_What the task asks_: Copy every line that contains the string "JSON" from the entries below.

(Data entries)
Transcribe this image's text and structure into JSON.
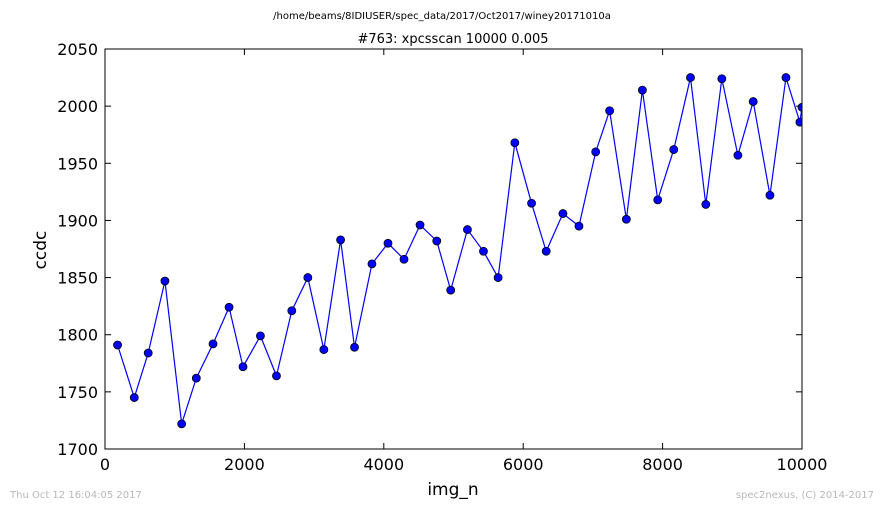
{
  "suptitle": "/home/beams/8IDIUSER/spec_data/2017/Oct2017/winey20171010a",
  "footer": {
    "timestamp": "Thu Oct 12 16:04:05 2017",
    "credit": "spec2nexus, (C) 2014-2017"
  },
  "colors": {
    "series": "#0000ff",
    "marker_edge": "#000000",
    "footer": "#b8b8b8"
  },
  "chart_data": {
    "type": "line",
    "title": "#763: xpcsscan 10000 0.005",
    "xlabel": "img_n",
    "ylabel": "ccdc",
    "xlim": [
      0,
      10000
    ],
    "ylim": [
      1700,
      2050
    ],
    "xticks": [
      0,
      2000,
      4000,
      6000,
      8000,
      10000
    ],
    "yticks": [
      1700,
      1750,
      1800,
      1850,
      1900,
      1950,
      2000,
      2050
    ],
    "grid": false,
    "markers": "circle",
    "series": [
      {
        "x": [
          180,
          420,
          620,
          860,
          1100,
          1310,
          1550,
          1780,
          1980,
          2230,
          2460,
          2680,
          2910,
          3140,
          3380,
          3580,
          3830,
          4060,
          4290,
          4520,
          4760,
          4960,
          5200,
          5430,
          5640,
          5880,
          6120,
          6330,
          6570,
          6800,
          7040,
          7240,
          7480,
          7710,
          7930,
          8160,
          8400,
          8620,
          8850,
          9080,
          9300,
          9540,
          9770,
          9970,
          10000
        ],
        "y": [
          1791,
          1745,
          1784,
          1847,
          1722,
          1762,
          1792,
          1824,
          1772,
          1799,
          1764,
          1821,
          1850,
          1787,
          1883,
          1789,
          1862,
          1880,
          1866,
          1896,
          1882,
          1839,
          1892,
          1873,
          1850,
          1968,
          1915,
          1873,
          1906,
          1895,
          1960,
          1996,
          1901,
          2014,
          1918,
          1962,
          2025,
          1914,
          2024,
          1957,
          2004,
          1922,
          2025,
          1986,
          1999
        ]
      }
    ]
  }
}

...

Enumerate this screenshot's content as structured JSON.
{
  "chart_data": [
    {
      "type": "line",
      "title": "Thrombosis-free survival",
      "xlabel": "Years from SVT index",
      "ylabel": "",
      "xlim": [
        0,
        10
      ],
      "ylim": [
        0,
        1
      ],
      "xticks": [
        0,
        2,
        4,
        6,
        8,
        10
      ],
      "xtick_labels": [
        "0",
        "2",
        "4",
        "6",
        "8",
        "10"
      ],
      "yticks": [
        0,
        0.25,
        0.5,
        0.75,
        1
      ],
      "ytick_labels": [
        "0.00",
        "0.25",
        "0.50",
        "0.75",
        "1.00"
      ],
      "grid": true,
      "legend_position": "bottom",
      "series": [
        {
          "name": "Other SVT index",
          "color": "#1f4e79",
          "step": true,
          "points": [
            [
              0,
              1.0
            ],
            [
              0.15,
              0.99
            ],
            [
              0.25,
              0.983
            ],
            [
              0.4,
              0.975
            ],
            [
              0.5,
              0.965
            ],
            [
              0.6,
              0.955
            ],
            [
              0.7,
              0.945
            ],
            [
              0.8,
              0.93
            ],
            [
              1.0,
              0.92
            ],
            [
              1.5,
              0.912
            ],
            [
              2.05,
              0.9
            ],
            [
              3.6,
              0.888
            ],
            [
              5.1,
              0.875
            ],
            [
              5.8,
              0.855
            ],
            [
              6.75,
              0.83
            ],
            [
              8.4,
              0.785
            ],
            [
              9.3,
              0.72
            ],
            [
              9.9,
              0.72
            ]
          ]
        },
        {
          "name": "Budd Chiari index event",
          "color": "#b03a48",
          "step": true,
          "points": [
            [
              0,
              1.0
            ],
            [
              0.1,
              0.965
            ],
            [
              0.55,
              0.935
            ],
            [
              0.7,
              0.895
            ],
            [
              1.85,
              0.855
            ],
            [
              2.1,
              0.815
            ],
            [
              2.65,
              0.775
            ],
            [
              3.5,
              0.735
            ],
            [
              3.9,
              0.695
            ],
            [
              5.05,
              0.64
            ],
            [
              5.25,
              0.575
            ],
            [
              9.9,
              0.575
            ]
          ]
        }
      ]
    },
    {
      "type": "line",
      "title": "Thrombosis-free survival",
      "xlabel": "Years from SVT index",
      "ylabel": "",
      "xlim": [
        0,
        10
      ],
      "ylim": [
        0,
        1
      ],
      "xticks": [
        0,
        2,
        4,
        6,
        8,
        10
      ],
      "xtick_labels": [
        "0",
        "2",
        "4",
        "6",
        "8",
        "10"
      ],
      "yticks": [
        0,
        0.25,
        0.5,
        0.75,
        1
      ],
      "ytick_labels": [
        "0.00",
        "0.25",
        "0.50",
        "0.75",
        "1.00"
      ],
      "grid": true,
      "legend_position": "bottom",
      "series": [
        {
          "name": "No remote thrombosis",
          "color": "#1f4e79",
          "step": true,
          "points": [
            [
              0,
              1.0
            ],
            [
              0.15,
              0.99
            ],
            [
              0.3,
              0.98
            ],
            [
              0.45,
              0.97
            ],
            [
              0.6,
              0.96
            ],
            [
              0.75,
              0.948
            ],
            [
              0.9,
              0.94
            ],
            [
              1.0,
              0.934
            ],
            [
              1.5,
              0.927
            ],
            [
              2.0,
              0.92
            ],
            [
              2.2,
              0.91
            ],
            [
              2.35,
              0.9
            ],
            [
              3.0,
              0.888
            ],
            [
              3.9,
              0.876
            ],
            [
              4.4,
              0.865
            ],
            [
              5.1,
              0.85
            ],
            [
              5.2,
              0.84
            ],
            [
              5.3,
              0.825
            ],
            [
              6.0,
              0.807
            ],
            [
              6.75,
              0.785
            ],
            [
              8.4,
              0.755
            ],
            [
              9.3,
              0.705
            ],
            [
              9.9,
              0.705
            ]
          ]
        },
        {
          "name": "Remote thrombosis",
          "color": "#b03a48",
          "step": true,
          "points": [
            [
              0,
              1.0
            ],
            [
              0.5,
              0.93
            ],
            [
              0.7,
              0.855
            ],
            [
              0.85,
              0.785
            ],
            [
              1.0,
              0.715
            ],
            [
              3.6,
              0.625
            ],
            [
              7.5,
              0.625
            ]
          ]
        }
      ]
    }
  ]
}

_Result of the exercise_:
Transcribe this image's text and structure into JSON.
Enumerate this screenshot's content as structured JSON.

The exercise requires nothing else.